[Image-based layout entries]
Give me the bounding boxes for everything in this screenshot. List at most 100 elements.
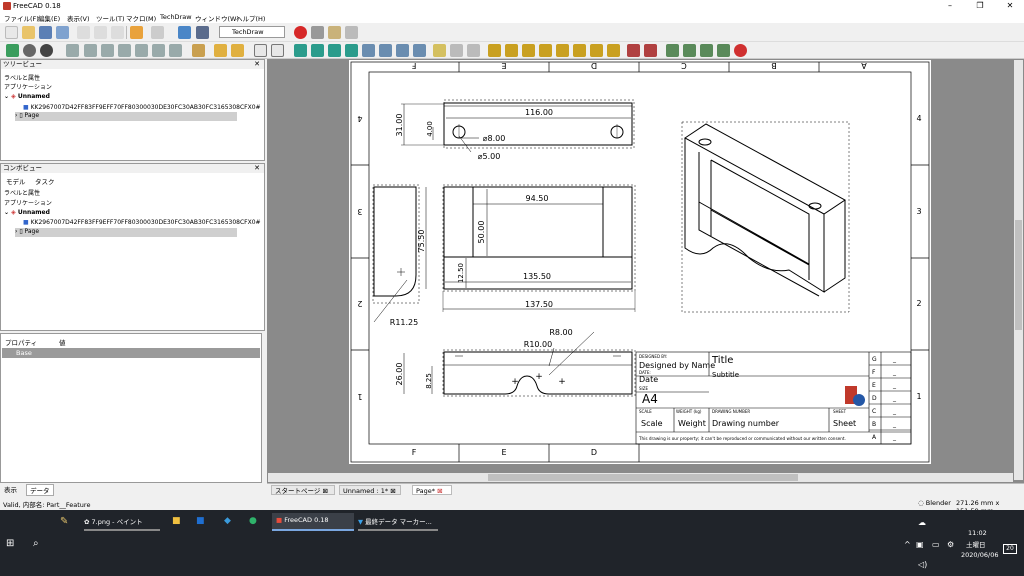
panel-close-icon[interactable]: ✕ bbox=[254, 60, 260, 68]
arch-view-icon[interactable] bbox=[396, 44, 409, 57]
tab-unnamed[interactable]: Unnamed : 1* ⊠ bbox=[339, 485, 401, 495]
start-icon[interactable]: ⊞ bbox=[6, 538, 14, 549]
group-icon[interactable] bbox=[231, 44, 244, 57]
menu-window[interactable]: ウィンドウ(W) bbox=[195, 13, 239, 23]
explorer-icon[interactable]: ■ bbox=[172, 516, 181, 526]
angle-dimension-icon[interactable] bbox=[573, 44, 586, 57]
taskbar-app-freecad[interactable]: ■ FreeCAD 0.18 bbox=[272, 513, 354, 531]
paste-icon[interactable] bbox=[111, 26, 124, 39]
three-point-angle-icon[interactable] bbox=[590, 44, 603, 57]
minimize-button[interactable]: – bbox=[935, 0, 965, 12]
vertical-dimension-icon[interactable] bbox=[522, 44, 535, 57]
refresh-icon[interactable] bbox=[178, 26, 191, 39]
tab-model[interactable]: モデル bbox=[6, 176, 26, 186]
tree-item-feature[interactable]: ■ KK2967007D42FF83FF9EFF70FF80300030DE30… bbox=[23, 104, 261, 111]
tab-page[interactable]: Page* ⊠ bbox=[412, 485, 452, 495]
notification-badge[interactable]: 20 bbox=[1003, 544, 1017, 554]
taskbar-app-data[interactable]: ▼ 最終データ マーカー... bbox=[358, 516, 438, 531]
whats-this-icon[interactable] bbox=[196, 26, 209, 39]
tree-doc[interactable]: ⌄ ◈ Unnamed bbox=[4, 93, 50, 100]
workbench-selector[interactable]: TechDraw bbox=[219, 26, 285, 38]
clip-add-icon[interactable] bbox=[450, 44, 463, 57]
network-icon[interactable]: ▣ bbox=[916, 540, 924, 549]
new-file-icon[interactable] bbox=[5, 26, 18, 39]
combo-item-page[interactable]: › ▯ Page bbox=[15, 228, 237, 237]
bottom-view[interactable] bbox=[403, 331, 636, 397]
left-view-icon[interactable] bbox=[169, 44, 182, 57]
menu-techdraw[interactable]: TechDraw bbox=[160, 13, 192, 21]
isometric-view-icon[interactable] bbox=[66, 44, 79, 57]
open-folder-icon[interactable] bbox=[22, 26, 35, 39]
horizontal-dimension-icon[interactable] bbox=[505, 44, 518, 57]
paint-icon[interactable]: ✎ bbox=[60, 516, 68, 527]
active-view-icon[interactable] bbox=[311, 44, 324, 57]
combo-doc[interactable]: ⌄ ◈ Unnamed bbox=[4, 209, 50, 216]
vertical-scrollbar[interactable] bbox=[1014, 60, 1023, 480]
front-view[interactable] bbox=[425, 184, 636, 312]
section-view-icon[interactable] bbox=[345, 44, 358, 57]
right-view-icon[interactable] bbox=[118, 44, 131, 57]
edge-icon[interactable]: ● bbox=[249, 516, 257, 526]
save-icon[interactable] bbox=[39, 26, 52, 39]
close-button[interactable]: ✕ bbox=[995, 0, 1024, 12]
top-view[interactable] bbox=[401, 99, 635, 153]
horizontal-scrollbar[interactable] bbox=[268, 473, 1013, 482]
rear-view-icon[interactable] bbox=[135, 44, 148, 57]
spreadsheet-view-icon[interactable] bbox=[413, 44, 426, 57]
tray-chevron-icon[interactable]: ^ bbox=[904, 540, 911, 549]
side-view[interactable] bbox=[372, 184, 420, 323]
maximize-button[interactable]: ❐ bbox=[965, 0, 995, 12]
tab-start-page[interactable]: スタートページ ⊠ bbox=[271, 485, 335, 495]
clip-remove-icon[interactable] bbox=[467, 44, 480, 57]
projection-group-icon[interactable] bbox=[328, 44, 341, 57]
navigation-style[interactable]: ◌ Blender bbox=[918, 499, 951, 507]
tab-view[interactable]: 表示 bbox=[4, 484, 17, 494]
hatch-icon[interactable] bbox=[666, 44, 679, 57]
menu-help[interactable]: ヘルプ(H) bbox=[236, 13, 265, 23]
menu-file[interactable]: ファイル(F) bbox=[4, 13, 39, 23]
fit-all-icon[interactable] bbox=[6, 44, 19, 57]
insert-view-icon[interactable] bbox=[294, 44, 307, 57]
outlook-icon[interactable]: ■ bbox=[196, 516, 205, 526]
balloon-icon[interactable] bbox=[627, 44, 640, 57]
combo-item-feature[interactable]: ■ KK2967007D42FF83FF9EFF70FF80300030DE30… bbox=[23, 219, 261, 226]
stop-macro-icon[interactable] bbox=[311, 26, 324, 39]
taskbar-app-paint[interactable]: ✿ 7.png - ペイント bbox=[84, 516, 160, 531]
insert-template-page-icon[interactable] bbox=[271, 44, 284, 57]
annotation-icon[interactable] bbox=[644, 44, 657, 57]
tree-item-page[interactable]: › ▯ Page bbox=[15, 112, 237, 121]
diameter-dimension-icon[interactable] bbox=[556, 44, 569, 57]
menu-macro[interactable]: マクロ(M) bbox=[126, 13, 156, 23]
cloud-icon[interactable]: ☁ bbox=[918, 518, 926, 527]
menu-tools[interactable]: ツール(T) bbox=[96, 13, 125, 23]
menu-edit[interactable]: 編集(E) bbox=[38, 13, 60, 23]
bottom-view-icon[interactable] bbox=[152, 44, 165, 57]
search-icon[interactable]: ⌕ bbox=[33, 538, 39, 549]
vertical-scroll-thumb[interactable] bbox=[1015, 220, 1022, 330]
settings-icon[interactable]: ⚙ bbox=[947, 540, 954, 549]
toggle-frames-icon[interactable] bbox=[734, 44, 747, 57]
link-dimension-icon[interactable] bbox=[607, 44, 620, 57]
clip-group-icon[interactable] bbox=[433, 44, 446, 57]
app-icon[interactable]: ◆ bbox=[224, 516, 231, 526]
menu-view[interactable]: 表示(V) bbox=[67, 13, 90, 23]
draft-view-icon[interactable] bbox=[379, 44, 392, 57]
front-view-icon[interactable] bbox=[84, 44, 97, 57]
zoom-icon[interactable] bbox=[23, 44, 36, 57]
tab-task[interactable]: タスク bbox=[35, 176, 55, 186]
run-macro-icon[interactable] bbox=[345, 26, 358, 39]
clock-date[interactable]: 2020/06/06 bbox=[961, 551, 998, 559]
volume-icon[interactable]: ◁) bbox=[918, 560, 927, 569]
draw-style-icon[interactable] bbox=[40, 44, 53, 57]
tab-data[interactable]: データ bbox=[26, 484, 54, 496]
redo-icon[interactable] bbox=[151, 26, 164, 39]
copy-icon[interactable] bbox=[94, 26, 107, 39]
cut-icon[interactable] bbox=[77, 26, 90, 39]
insert-page-icon[interactable] bbox=[254, 44, 267, 57]
geometric-hatch-icon[interactable] bbox=[683, 44, 696, 57]
part-icon[interactable] bbox=[214, 44, 227, 57]
isometric-view[interactable] bbox=[681, 121, 850, 313]
clock-time[interactable]: 11:02 bbox=[968, 529, 987, 537]
detail-view-icon[interactable] bbox=[362, 44, 375, 57]
undo-icon[interactable] bbox=[130, 26, 143, 39]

**INSTRUCTIONS TO FOLLOW**
Return every line of the listing above unchanged, but leave out the pictures.

**WRITTEN RESPONSE**
Give me the bounding boxes for everything in this screenshot. List at most 100 elements.
panel-close-icon[interactable]: ✕ bbox=[254, 60, 260, 68]
arch-view-icon[interactable] bbox=[396, 44, 409, 57]
tab-unnamed[interactable]: Unnamed : 1* ⊠ bbox=[339, 485, 401, 495]
start-icon[interactable]: ⊞ bbox=[6, 538, 14, 549]
group-icon[interactable] bbox=[231, 44, 244, 57]
menu-window[interactable]: ウィンドウ(W) bbox=[195, 13, 239, 23]
explorer-icon[interactable]: ■ bbox=[172, 516, 181, 526]
angle-dimension-icon[interactable] bbox=[573, 44, 586, 57]
taskbar-app-freecad[interactable]: ■ FreeCAD 0.18 bbox=[272, 513, 354, 531]
paste-icon[interactable] bbox=[111, 26, 124, 39]
three-point-angle-icon[interactable] bbox=[590, 44, 603, 57]
minimize-button[interactable]: – bbox=[935, 0, 965, 12]
vertical-dimension-icon[interactable] bbox=[522, 44, 535, 57]
refresh-icon[interactable] bbox=[178, 26, 191, 39]
tab-model[interactable]: モデル bbox=[6, 176, 26, 186]
tree-item-feature[interactable]: ■ KK2967007D42FF83FF9EFF70FF80300030DE30… bbox=[23, 104, 261, 111]
tab-page[interactable]: Page* ⊠ bbox=[412, 485, 452, 495]
notification-badge[interactable]: 20 bbox=[1003, 544, 1017, 554]
taskbar-app-data[interactable]: ▼ 最終データ マーカー... bbox=[358, 516, 438, 531]
whats-this-icon[interactable] bbox=[196, 26, 209, 39]
tree-doc[interactable]: ⌄ ◈ Unnamed bbox=[4, 93, 50, 100]
workbench-selector[interactable]: TechDraw bbox=[219, 26, 285, 38]
clip-add-icon[interactable] bbox=[450, 44, 463, 57]
network-icon[interactable]: ▣ bbox=[916, 540, 924, 549]
new-file-icon[interactable] bbox=[5, 26, 18, 39]
combo-item-page[interactable]: › ▯ Page bbox=[15, 228, 237, 237]
bottom-view[interactable] bbox=[403, 331, 636, 397]
left-view-icon[interactable] bbox=[169, 44, 182, 57]
menu-techdraw[interactable]: TechDraw bbox=[160, 13, 192, 21]
isometric-view-icon[interactable] bbox=[66, 44, 79, 57]
open-folder-icon[interactable] bbox=[22, 26, 35, 39]
horizontal-dimension-icon[interactable] bbox=[505, 44, 518, 57]
paint-icon[interactable]: ✎ bbox=[60, 516, 68, 527]
active-view-icon[interactable] bbox=[311, 44, 324, 57]
combo-doc[interactable]: ⌄ ◈ Unnamed bbox=[4, 209, 50, 216]
vertical-scrollbar[interactable] bbox=[1014, 60, 1023, 480]
front-view[interactable] bbox=[425, 184, 636, 312]
section-view-icon[interactable] bbox=[345, 44, 358, 57]
right-view-icon[interactable] bbox=[118, 44, 131, 57]
edge-icon[interactable]: ● bbox=[249, 516, 257, 526]
save-icon[interactable] bbox=[39, 26, 52, 39]
close-button[interactable]: ✕ bbox=[995, 0, 1024, 12]
top-view[interactable] bbox=[401, 99, 635, 153]
horizontal-scrollbar[interactable] bbox=[268, 473, 1013, 482]
rear-view-icon[interactable] bbox=[135, 44, 148, 57]
spreadsheet-view-icon[interactable] bbox=[413, 44, 426, 57]
tray-chevron-icon[interactable]: ^ bbox=[904, 540, 911, 549]
side-view[interactable] bbox=[372, 184, 420, 323]
maximize-button[interactable]: ❐ bbox=[965, 0, 995, 12]
tab-start-page[interactable]: スタートページ ⊠ bbox=[271, 485, 335, 495]
clip-remove-icon[interactable] bbox=[467, 44, 480, 57]
projection-group-icon[interactable] bbox=[328, 44, 341, 57]
navigation-style[interactable]: ◌ Blender bbox=[918, 499, 951, 507]
tab-view[interactable]: 表示 bbox=[4, 484, 17, 494]
hatch-icon[interactable] bbox=[666, 44, 679, 57]
menu-help[interactable]: ヘルプ(H) bbox=[236, 13, 265, 23]
menu-file[interactable]: ファイル(F) bbox=[4, 13, 39, 23]
fit-all-icon[interactable] bbox=[6, 44, 19, 57]
insert-view-icon[interactable] bbox=[294, 44, 307, 57]
outlook-icon[interactable]: ■ bbox=[196, 516, 205, 526]
balloon-icon[interactable] bbox=[627, 44, 640, 57]
combo-item-feature[interactable]: ■ KK2967007D42FF83FF9EFF70FF80300030DE30… bbox=[23, 219, 261, 226]
stop-macro-icon[interactable] bbox=[311, 26, 324, 39]
taskbar-app-paint[interactable]: ✿ 7.png - ペイント bbox=[84, 516, 160, 531]
insert-template-page-icon[interactable] bbox=[271, 44, 284, 57]
annotation-icon[interactable] bbox=[644, 44, 657, 57]
tree-item-page[interactable]: › ▯ Page bbox=[15, 112, 237, 121]
diameter-dimension-icon[interactable] bbox=[556, 44, 569, 57]
menu-macro[interactable]: マクロ(M) bbox=[126, 13, 156, 23]
cloud-icon[interactable]: ☁ bbox=[918, 518, 926, 527]
menu-tools[interactable]: ツール(T) bbox=[96, 13, 125, 23]
menu-edit[interactable]: 編集(E) bbox=[38, 13, 60, 23]
bottom-view-icon[interactable] bbox=[152, 44, 165, 57]
search-icon[interactable]: ⌕ bbox=[33, 538, 39, 549]
vertical-scroll-thumb[interactable] bbox=[1015, 220, 1022, 330]
settings-icon[interactable]: ⚙ bbox=[947, 540, 954, 549]
toggle-frames-icon[interactable] bbox=[734, 44, 747, 57]
link-dimension-icon[interactable] bbox=[607, 44, 620, 57]
clip-group-icon[interactable] bbox=[433, 44, 446, 57]
app-icon[interactable]: ◆ bbox=[224, 516, 231, 526]
menu-view[interactable]: 表示(V) bbox=[67, 13, 90, 23]
draft-view-icon[interactable] bbox=[379, 44, 392, 57]
front-view-icon[interactable] bbox=[84, 44, 97, 57]
zoom-icon[interactable] bbox=[23, 44, 36, 57]
tab-task[interactable]: タスク bbox=[35, 176, 55, 186]
run-macro-icon[interactable] bbox=[345, 26, 358, 39]
clock-date[interactable]: 2020/06/06 bbox=[961, 551, 998, 559]
volume-icon[interactable]: ◁) bbox=[918, 560, 927, 569]
draw-style-icon[interactable] bbox=[40, 44, 53, 57]
tab-data[interactable]: データ bbox=[26, 484, 54, 496]
redo-icon[interactable] bbox=[151, 26, 164, 39]
copy-icon[interactable] bbox=[94, 26, 107, 39]
cut-icon[interactable] bbox=[77, 26, 90, 39]
insert-page-icon[interactable] bbox=[254, 44, 267, 57]
geometric-hatch-icon[interactable] bbox=[683, 44, 696, 57]
part-icon[interactable] bbox=[214, 44, 227, 57]
isometric-view[interactable] bbox=[681, 121, 850, 313]
clock-time[interactable]: 11:02 bbox=[968, 529, 987, 537]
detail-view-icon[interactable] bbox=[362, 44, 375, 57]
undo-icon[interactable] bbox=[130, 26, 143, 39]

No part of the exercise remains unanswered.